* Directions:
Wherever a line in the data below holds "name", copy that line.

##### Given data #####

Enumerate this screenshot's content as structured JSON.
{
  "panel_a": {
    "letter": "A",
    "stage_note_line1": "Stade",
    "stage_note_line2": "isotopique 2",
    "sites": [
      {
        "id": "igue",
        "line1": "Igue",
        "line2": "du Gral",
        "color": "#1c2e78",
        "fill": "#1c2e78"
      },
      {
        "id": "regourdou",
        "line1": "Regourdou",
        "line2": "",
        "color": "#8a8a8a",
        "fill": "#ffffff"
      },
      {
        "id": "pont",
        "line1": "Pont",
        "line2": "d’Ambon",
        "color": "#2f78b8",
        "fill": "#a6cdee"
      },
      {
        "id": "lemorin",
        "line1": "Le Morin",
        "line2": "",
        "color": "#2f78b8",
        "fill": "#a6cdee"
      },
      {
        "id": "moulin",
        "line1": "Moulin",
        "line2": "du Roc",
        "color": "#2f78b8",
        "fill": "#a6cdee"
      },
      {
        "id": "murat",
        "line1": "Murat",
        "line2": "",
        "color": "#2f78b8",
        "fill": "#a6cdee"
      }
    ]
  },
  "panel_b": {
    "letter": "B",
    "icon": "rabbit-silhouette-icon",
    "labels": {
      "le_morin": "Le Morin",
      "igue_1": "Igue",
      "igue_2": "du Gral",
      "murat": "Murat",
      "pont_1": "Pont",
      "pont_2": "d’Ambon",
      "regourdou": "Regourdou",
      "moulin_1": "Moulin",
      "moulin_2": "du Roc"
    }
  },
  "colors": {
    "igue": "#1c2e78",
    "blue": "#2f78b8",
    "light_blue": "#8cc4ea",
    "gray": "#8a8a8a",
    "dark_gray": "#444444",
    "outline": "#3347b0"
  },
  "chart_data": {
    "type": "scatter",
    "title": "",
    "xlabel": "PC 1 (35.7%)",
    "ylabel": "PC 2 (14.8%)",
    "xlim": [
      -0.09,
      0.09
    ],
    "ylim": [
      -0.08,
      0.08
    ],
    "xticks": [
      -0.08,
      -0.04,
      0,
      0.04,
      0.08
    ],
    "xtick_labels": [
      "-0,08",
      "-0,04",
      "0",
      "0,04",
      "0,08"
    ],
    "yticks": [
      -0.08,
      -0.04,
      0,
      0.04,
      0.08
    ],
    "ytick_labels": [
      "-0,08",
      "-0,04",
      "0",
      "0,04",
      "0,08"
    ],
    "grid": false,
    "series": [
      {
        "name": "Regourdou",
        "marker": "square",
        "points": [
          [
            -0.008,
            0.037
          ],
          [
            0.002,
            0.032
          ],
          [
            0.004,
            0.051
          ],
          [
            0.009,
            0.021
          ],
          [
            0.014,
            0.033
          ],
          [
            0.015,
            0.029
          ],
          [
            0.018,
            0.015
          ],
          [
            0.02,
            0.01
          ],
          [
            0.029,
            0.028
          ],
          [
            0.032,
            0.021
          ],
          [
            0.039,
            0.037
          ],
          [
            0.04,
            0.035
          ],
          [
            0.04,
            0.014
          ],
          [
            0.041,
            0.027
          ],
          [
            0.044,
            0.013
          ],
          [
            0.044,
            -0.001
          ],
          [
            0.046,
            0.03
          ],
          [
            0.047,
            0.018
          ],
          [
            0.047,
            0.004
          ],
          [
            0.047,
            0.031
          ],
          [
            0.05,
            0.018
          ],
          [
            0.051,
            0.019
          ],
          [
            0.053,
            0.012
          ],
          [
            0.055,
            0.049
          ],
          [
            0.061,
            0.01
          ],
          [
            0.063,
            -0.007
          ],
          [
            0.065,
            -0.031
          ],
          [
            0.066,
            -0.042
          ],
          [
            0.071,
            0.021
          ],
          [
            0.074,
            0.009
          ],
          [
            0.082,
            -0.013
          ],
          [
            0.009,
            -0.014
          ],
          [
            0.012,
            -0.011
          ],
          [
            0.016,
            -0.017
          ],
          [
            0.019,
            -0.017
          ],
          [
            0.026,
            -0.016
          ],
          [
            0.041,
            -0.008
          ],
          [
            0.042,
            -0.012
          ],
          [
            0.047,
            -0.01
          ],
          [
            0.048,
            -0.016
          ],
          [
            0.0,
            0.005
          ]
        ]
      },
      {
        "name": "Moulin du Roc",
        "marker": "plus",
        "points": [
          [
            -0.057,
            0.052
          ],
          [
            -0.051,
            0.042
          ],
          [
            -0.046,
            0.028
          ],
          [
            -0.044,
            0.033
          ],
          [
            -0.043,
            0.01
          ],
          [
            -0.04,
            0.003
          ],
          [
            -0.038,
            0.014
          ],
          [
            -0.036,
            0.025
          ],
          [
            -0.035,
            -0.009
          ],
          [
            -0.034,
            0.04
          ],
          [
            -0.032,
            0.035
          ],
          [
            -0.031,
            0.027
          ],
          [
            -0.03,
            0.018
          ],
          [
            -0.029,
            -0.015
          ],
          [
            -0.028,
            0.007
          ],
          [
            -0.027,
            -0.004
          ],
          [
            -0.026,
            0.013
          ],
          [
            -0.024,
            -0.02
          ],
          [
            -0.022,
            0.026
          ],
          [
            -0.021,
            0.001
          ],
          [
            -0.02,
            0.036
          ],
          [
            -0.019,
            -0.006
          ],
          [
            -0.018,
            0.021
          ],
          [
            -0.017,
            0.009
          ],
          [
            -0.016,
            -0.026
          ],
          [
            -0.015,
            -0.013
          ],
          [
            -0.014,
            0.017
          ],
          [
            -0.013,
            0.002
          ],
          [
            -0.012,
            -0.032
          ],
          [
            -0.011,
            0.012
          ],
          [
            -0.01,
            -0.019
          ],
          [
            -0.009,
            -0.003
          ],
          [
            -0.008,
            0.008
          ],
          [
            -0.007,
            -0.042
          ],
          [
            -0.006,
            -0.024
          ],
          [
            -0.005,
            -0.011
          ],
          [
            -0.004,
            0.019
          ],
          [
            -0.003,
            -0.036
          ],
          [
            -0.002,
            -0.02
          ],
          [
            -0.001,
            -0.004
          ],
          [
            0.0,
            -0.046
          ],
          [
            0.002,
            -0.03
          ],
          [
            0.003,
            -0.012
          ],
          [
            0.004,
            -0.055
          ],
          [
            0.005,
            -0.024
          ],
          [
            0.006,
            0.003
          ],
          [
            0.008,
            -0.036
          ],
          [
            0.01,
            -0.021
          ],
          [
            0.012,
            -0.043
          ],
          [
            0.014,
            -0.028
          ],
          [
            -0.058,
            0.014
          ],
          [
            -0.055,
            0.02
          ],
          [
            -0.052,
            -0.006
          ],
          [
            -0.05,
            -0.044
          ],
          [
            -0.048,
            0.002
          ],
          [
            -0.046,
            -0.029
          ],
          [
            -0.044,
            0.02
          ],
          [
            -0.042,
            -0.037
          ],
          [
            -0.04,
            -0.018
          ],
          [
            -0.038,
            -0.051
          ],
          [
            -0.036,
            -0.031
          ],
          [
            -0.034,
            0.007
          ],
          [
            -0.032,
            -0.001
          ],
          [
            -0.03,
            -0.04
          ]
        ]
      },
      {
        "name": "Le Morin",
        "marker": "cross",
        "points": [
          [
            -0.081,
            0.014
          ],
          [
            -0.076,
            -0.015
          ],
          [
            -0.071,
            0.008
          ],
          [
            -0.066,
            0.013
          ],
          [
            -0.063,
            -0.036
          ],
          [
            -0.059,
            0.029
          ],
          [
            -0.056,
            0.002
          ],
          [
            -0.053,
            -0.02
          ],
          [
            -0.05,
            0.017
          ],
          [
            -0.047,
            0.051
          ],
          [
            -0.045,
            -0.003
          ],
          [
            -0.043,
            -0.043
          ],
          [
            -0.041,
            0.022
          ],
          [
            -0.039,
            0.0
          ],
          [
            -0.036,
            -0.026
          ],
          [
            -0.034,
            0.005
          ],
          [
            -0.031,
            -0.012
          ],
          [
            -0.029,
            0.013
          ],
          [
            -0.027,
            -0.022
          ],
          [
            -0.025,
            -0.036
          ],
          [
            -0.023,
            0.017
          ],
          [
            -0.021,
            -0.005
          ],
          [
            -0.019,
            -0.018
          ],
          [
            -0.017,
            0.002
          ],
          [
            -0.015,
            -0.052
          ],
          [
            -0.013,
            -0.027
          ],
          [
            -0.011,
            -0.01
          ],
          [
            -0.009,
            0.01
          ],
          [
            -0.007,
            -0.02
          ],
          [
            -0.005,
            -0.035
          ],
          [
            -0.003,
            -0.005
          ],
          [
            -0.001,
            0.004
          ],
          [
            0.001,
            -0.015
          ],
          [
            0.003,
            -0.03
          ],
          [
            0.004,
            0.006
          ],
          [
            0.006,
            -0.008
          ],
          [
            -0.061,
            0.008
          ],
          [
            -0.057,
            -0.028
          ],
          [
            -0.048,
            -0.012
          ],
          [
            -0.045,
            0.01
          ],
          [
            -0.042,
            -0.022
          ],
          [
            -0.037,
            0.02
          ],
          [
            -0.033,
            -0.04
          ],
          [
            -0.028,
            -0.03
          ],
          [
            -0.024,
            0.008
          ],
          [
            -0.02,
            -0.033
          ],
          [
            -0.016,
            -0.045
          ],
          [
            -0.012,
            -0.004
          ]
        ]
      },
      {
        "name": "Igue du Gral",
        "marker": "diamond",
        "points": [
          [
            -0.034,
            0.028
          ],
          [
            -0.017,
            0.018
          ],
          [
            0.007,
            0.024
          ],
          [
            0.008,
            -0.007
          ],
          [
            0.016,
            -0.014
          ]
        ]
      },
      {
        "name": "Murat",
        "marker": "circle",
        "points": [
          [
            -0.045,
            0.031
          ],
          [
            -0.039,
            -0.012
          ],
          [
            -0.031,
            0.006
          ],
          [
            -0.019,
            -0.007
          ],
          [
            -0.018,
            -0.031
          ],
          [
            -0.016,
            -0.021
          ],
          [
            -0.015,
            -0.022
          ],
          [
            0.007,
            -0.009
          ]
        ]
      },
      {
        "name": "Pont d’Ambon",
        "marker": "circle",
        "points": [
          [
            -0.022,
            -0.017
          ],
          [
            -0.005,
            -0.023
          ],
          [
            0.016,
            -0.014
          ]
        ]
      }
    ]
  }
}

#####

* Task output:
        "name": "Regourdou",
        "name": "Moulin du Roc",
        "name": "Le Morin",
        "name": "Igue du Gral",
        "name": "Murat",
        "name": "Pont d’Ambon",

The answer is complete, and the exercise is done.